Kicking the man habit

So yesterday’s date didn’t happen. The dude (let’s call him Dave), flaked on me and I am sooo relieved as I’m just not in the right headspace AT ALL at the moment. However, it got me thinking about the connection between drinking and dating and I have decided to do myself and all the straight, single men of Sydney a favour and take myself off the market for the forseeable future.

My tendency to repeat the same patterns when it comes to dating and relationships has been a big motivator behind this sober stint. All my relationships, long term and short, have been developed under the influence of copious amounts of wine.

Towards the end of last year, when I walked away from yet another uninspiring relationship with yet another self absorbed and emotionally unavailable guy, I really began to despair a bit. I felt like I was stuck in this endless cycle, on a neverending treadmill of dysfunctional men with commitment issues. It started with my marriage when I was 25 and after that ended it’s just kept on going. It’s like I date one guy in many different forms. Look this one is different, he has a beard!

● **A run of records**
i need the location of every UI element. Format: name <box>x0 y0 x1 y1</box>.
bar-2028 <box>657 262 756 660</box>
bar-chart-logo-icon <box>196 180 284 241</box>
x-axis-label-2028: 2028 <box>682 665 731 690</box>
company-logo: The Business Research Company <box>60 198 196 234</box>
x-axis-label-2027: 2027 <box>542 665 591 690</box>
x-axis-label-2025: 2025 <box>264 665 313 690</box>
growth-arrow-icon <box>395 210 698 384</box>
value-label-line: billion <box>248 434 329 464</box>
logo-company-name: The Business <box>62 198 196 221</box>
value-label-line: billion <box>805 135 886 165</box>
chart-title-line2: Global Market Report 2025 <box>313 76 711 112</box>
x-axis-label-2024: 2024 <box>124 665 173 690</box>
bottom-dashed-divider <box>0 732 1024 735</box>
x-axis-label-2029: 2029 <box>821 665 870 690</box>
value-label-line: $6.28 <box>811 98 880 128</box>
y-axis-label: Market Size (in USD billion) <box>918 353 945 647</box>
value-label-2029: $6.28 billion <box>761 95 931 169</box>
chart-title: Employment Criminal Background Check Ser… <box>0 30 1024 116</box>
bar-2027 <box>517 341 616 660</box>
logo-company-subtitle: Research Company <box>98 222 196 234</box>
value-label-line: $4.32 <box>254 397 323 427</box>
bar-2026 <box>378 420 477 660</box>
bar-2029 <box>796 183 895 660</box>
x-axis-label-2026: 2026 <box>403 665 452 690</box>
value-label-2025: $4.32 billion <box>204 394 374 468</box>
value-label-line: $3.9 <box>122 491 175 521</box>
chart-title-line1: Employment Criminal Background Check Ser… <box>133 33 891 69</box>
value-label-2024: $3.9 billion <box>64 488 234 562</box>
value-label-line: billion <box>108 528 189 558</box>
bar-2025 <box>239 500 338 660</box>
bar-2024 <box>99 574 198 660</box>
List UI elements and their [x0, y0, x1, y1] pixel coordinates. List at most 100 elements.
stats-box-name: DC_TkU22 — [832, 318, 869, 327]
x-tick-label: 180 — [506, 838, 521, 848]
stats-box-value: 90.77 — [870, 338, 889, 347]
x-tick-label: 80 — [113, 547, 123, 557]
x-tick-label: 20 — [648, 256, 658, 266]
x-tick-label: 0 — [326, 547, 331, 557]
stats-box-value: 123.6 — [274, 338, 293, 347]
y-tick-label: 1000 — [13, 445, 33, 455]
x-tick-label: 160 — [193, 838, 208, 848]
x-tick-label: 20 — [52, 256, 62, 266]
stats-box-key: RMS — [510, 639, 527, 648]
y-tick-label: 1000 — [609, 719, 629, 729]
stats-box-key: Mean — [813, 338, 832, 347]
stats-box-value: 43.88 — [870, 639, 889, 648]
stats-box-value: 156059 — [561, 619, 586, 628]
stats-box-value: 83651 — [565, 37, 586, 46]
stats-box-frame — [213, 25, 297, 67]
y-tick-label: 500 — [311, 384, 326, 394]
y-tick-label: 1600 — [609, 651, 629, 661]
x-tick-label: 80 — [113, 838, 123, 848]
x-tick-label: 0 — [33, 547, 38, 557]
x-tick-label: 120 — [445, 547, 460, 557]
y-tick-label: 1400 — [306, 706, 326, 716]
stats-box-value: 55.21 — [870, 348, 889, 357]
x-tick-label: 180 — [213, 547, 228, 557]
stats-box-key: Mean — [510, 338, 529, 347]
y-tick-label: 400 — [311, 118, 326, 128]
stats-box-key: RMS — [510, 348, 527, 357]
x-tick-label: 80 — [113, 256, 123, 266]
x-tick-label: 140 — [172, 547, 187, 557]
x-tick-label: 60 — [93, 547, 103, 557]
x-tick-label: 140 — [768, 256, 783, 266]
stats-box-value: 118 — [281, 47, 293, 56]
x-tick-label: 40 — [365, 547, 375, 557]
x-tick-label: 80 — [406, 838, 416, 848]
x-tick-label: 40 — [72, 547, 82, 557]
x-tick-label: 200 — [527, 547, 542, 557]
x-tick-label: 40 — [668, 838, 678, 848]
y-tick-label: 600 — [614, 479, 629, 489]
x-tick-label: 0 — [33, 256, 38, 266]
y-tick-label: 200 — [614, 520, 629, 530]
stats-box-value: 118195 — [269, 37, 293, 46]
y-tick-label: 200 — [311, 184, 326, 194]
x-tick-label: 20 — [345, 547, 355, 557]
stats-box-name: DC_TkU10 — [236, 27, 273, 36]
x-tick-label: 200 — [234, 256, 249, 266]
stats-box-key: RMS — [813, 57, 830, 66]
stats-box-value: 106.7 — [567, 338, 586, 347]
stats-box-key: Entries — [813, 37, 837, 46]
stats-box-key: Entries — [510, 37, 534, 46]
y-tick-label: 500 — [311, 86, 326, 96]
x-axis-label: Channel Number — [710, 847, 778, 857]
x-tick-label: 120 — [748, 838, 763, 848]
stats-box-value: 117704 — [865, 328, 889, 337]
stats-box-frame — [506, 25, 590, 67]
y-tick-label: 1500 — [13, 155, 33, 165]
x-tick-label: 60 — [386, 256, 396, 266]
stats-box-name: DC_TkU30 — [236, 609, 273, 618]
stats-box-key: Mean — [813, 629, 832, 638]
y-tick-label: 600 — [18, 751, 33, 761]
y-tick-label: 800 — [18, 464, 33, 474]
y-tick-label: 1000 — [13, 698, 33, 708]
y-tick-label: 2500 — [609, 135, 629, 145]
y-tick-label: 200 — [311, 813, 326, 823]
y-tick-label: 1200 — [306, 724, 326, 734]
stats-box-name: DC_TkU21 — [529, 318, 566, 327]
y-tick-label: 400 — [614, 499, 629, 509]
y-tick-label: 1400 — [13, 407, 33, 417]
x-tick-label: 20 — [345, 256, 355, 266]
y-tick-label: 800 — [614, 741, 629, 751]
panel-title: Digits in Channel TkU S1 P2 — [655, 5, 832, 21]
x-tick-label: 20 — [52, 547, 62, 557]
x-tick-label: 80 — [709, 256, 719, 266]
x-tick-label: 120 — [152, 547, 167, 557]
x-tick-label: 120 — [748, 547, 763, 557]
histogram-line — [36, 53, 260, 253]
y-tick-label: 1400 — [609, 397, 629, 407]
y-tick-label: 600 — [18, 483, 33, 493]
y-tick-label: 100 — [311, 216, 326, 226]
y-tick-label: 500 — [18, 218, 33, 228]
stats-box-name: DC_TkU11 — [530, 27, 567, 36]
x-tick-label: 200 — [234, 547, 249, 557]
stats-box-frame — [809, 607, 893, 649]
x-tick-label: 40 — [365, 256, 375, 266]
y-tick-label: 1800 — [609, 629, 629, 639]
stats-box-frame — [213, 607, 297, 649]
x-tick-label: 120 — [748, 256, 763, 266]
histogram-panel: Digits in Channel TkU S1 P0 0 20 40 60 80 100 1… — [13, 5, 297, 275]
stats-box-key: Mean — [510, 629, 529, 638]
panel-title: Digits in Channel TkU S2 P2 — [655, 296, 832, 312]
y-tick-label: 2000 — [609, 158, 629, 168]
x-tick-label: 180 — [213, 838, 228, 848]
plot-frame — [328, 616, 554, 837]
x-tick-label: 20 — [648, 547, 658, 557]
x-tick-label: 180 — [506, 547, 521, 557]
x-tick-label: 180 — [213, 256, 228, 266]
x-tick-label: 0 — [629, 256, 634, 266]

● **WORK INSTRUCTIONS**
Answer these questions about the post "Kicking the man habit":
(a) What name does the post use for the man who flaked on the date?
(b) Under the influence of what have all the writer's relationships been developed?
(c) How old was the writer at the time of the marriage?

● **THE REPLY**
(a) Dave
(b) Copious amounts of wine
(c) 25